SUPPLIED DATA:
# # # #

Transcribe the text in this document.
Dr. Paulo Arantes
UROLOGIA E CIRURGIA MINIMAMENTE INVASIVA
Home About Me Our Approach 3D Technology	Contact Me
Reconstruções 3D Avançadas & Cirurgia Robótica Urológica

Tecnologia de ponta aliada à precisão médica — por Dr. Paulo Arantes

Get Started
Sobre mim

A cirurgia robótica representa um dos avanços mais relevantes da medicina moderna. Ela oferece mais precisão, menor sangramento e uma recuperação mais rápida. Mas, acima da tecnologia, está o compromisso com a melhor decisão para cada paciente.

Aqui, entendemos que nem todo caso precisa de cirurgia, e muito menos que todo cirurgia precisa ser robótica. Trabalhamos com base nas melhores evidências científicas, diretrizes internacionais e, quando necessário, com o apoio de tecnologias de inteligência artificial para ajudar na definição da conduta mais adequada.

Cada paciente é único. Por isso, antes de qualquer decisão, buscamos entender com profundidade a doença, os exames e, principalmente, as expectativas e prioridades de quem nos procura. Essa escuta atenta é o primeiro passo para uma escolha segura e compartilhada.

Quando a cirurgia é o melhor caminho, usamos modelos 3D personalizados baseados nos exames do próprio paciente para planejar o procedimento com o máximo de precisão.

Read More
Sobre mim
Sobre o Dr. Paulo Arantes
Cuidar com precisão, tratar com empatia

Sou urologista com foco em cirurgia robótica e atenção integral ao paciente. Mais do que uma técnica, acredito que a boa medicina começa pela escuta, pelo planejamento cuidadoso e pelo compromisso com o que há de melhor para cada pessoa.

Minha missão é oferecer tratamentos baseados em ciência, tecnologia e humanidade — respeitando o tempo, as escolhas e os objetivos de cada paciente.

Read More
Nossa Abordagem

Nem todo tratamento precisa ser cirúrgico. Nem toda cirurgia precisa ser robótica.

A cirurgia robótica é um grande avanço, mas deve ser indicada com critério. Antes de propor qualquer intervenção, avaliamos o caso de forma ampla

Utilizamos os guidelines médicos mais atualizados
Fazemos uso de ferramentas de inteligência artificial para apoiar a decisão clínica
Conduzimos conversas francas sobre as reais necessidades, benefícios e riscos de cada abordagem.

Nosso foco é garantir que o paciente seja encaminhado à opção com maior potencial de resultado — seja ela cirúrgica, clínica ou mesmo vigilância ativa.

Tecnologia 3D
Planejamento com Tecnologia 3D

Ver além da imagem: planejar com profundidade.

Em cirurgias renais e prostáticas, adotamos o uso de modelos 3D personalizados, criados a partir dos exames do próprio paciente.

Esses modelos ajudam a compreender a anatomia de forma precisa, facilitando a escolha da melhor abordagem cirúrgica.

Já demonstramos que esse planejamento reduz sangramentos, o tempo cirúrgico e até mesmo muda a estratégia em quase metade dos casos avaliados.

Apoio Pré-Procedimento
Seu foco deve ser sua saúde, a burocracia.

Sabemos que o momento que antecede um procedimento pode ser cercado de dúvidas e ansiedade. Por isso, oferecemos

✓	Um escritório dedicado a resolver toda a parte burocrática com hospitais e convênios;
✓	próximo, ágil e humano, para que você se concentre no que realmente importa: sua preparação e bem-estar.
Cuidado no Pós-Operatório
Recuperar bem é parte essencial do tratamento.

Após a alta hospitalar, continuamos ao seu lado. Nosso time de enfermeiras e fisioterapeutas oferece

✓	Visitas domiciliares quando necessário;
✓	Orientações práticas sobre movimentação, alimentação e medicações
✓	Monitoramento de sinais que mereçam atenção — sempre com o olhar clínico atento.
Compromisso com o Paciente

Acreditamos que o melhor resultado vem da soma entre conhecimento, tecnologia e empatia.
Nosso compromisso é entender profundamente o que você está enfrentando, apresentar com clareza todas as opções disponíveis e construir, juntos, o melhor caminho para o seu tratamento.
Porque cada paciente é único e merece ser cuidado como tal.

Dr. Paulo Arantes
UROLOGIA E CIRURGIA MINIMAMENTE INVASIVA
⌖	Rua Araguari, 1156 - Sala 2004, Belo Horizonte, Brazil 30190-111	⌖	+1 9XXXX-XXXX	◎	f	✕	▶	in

# # # #

EXERCISE PROMPT:
Restate the whole of the material exactly.

RESPONSE TO THE TASK:
Transcribe the text in this document.
Dr. Paulo Arantes
UROLOGIA E CIRURGIA MINIMAMENTE INVASIVA
Home About Me Our Approach 3D Technology	Contact Me
Reconstruções 3D Avançadas & Cirurgia Robótica Urológica

Tecnologia de ponta aliada à precisão médica — por Dr. Paulo Arantes

Get Started
Sobre mim

A cirurgia robótica representa um dos avanços mais relevantes da medicina moderna. Ela oferece mais precisão, menor sangramento e uma recuperação mais rápida. Mas, acima da tecnologia, está o compromisso com a melhor decisão para cada paciente.

Aqui, entendemos que nem todo caso precisa de cirurgia, e muito menos que todo cirurgia precisa ser robótica. Trabalhamos com base nas melhores evidências científicas, diretrizes internacionais e, quando necessário, com o apoio de tecnologias de inteligência artificial para ajudar na definição da conduta mais adequada.

Cada paciente é único. Por isso, antes de qualquer decisão, buscamos entender com profundidade a doença, os exames e, principalmente, as expectativas e prioridades de quem nos procura. Essa escuta atenta é o primeiro passo para uma escolha segura e compartilhada.

Quando a cirurgia é o melhor caminho, usamos modelos 3D personalizados baseados nos exames do próprio paciente para planejar o procedimento com o máximo de precisão.

Read More
Sobre mim
Sobre o Dr. Paulo Arantes
Cuidar com precisão, tratar com empatia

Sou urologista com foco em cirurgia robótica e atenção integral ao paciente. Mais do que uma técnica, acredito que a boa medicina começa pela escuta, pelo planejamento cuidadoso e pelo compromisso com o que há de melhor para cada pessoa.

Minha missão é oferecer tratamentos baseados em ciência, tecnologia e humanidade — respeitando o tempo, as escolhas e os objetivos de cada paciente.

Read More
Nossa Abordagem

Nem todo tratamento precisa ser cirúrgico. Nem toda cirurgia precisa ser robótica.

A cirurgia robótica é um grande avanço, mas deve ser indicada com critério. Antes de propor qualquer intervenção, avaliamos o caso de forma ampla

Utilizamos os guidelines médicos mais atualizados
Fazemos uso de ferramentas de inteligência artificial para apoiar a decisão clínica
Conduzimos conversas francas sobre as reais necessidades, benefícios e riscos de cada abordagem.

Nosso foco é garantir que o paciente seja encaminhado à opção com maior potencial de resultado — seja ela cirúrgica, clínica ou mesmo vigilância ativa.

Tecnologia 3D
Planejamento com Tecnologia 3D

Ver além da imagem: planejar com profundidade.

Em cirurgias renais e prostáticas, adotamos o uso de modelos 3D personalizados, criados a partir dos exames do próprio paciente.

Esses modelos ajudam a compreender a anatomia de forma precisa, facilitando a escolha da melhor abordagem cirúrgica.

Já demonstramos que esse planejamento reduz sangramentos, o tempo cirúrgico e até mesmo muda a estratégia em quase metade dos casos avaliados.

Apoio Pré-Procedimento
Seu foco deve ser sua saúde, a burocracia.

Sabemos que o momento que antecede um procedimento pode ser cercado de dúvidas e ansiedade. Por isso, oferecemos

✓	Um escritório dedicado a resolver toda a parte burocrática com hospitais e convênios;
✓	próximo, ágil e humano, para que você se concentre no que realmente importa: sua preparação e bem-estar.
Cuidado no Pós-Operatório
Recuperar bem é parte essencial do tratamento.

Após a alta hospitalar, continuamos ao seu lado. Nosso time de enfermeiras e fisioterapeutas oferece

✓	Visitas domiciliares quando necessário;
✓	Orientações práticas sobre movimentação, alimentação e medicações
✓	Monitoramento de sinais que mereçam atenção — sempre com o olhar clínico atento.
Compromisso com o Paciente

Acreditamos que o melhor resultado vem da soma entre conhecimento, tecnologia e empatia.
Nosso compromisso é entender profundamente o que você está enfrentando, apresentar com clareza todas as opções disponíveis e construir, juntos, o melhor caminho para o seu tratamento.
Porque cada paciente é único e merece ser cuidado como tal.

Dr. Paulo Arantes
UROLOGIA E CIRURGIA MINIMAMENTE INVASIVA
⌖	Rua Araguari, 1156 - Sala 2004, Belo Horizonte, Brazil 30190-111	⌖	+1 9XXXX-XXXX	◎	f	✕	▶	in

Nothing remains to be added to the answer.